Task requirements> Give only the number of lines in these records that contain the word "color".

::::

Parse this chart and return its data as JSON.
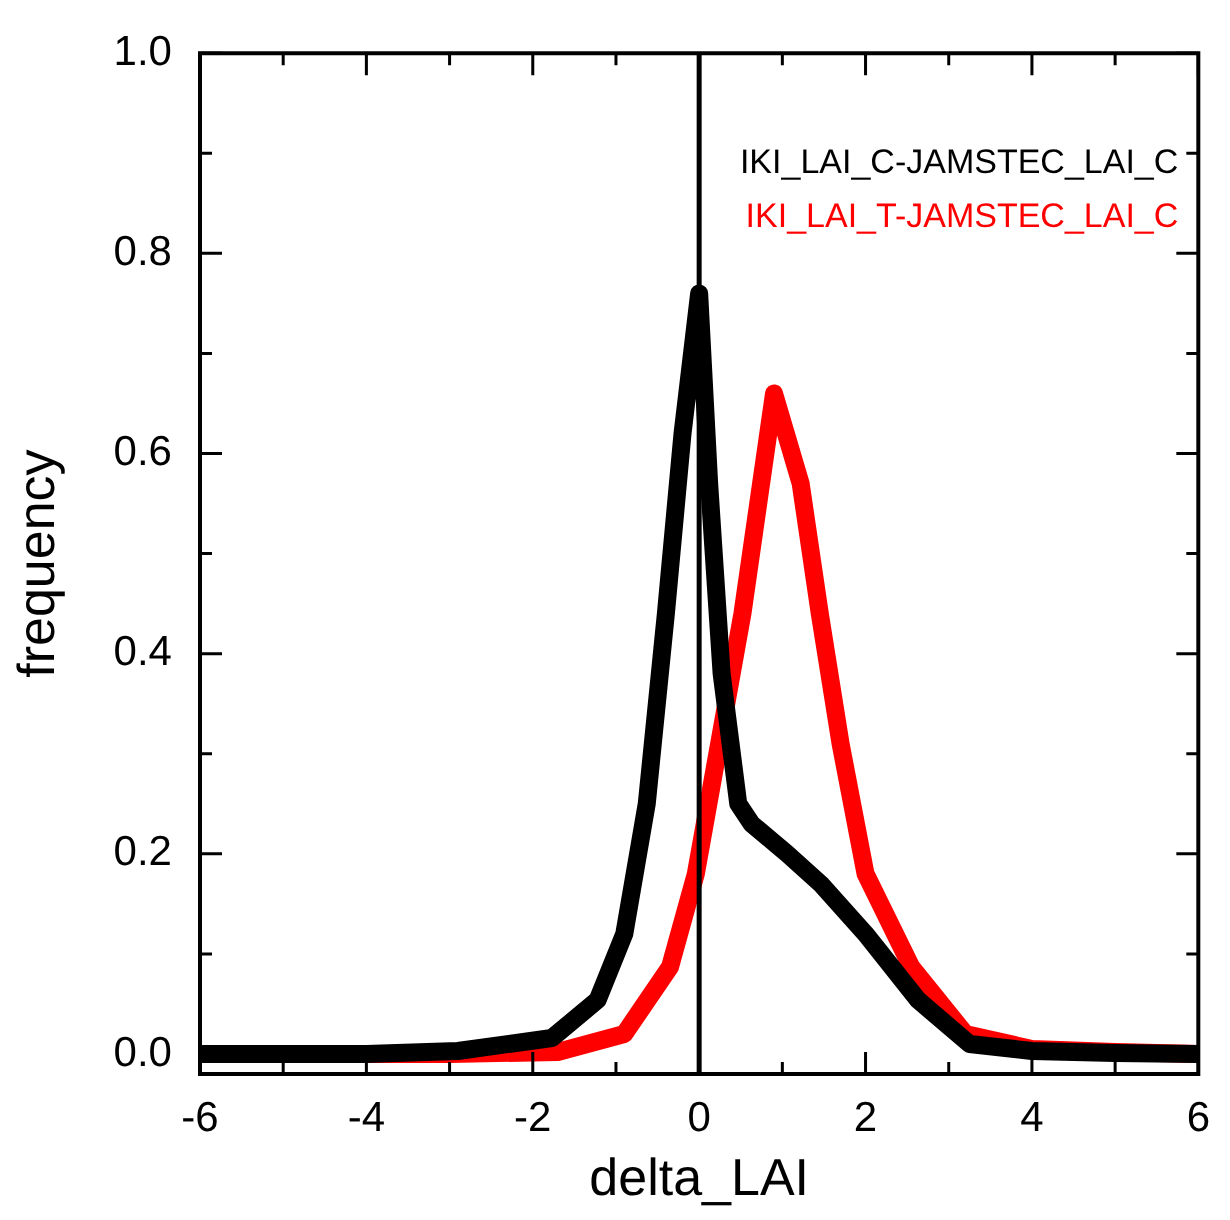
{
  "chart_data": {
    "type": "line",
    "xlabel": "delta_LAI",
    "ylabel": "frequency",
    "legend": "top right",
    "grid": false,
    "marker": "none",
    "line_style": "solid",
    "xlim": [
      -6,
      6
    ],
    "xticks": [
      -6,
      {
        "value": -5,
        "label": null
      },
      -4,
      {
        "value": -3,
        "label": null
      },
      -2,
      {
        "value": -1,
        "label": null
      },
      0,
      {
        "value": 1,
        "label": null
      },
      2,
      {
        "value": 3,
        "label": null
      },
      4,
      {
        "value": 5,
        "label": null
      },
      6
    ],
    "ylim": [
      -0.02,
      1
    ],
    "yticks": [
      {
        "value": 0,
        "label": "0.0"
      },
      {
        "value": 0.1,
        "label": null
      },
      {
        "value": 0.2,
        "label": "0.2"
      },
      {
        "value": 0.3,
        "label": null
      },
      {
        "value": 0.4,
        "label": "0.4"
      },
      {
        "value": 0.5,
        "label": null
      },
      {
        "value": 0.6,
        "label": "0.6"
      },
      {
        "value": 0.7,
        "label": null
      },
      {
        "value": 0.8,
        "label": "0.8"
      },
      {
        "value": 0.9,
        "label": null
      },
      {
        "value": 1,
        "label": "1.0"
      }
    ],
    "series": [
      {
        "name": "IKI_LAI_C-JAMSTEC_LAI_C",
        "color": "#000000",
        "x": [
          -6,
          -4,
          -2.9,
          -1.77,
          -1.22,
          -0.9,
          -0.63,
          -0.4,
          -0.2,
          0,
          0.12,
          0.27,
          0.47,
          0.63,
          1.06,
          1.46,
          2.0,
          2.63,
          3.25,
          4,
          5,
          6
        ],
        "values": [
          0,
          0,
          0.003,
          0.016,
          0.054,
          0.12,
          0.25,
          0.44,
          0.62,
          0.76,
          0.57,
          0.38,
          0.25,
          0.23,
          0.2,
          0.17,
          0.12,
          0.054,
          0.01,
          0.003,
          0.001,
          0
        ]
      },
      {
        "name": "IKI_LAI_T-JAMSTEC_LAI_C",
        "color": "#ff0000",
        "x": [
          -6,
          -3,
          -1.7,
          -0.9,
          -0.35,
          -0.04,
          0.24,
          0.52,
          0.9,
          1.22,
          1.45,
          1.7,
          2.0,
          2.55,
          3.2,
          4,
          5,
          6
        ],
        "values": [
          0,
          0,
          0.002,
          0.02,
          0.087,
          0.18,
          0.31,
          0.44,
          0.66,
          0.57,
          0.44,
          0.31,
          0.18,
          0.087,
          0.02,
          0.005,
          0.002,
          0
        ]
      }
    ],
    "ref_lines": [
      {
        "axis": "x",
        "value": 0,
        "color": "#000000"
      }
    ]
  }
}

::::

Task response> 3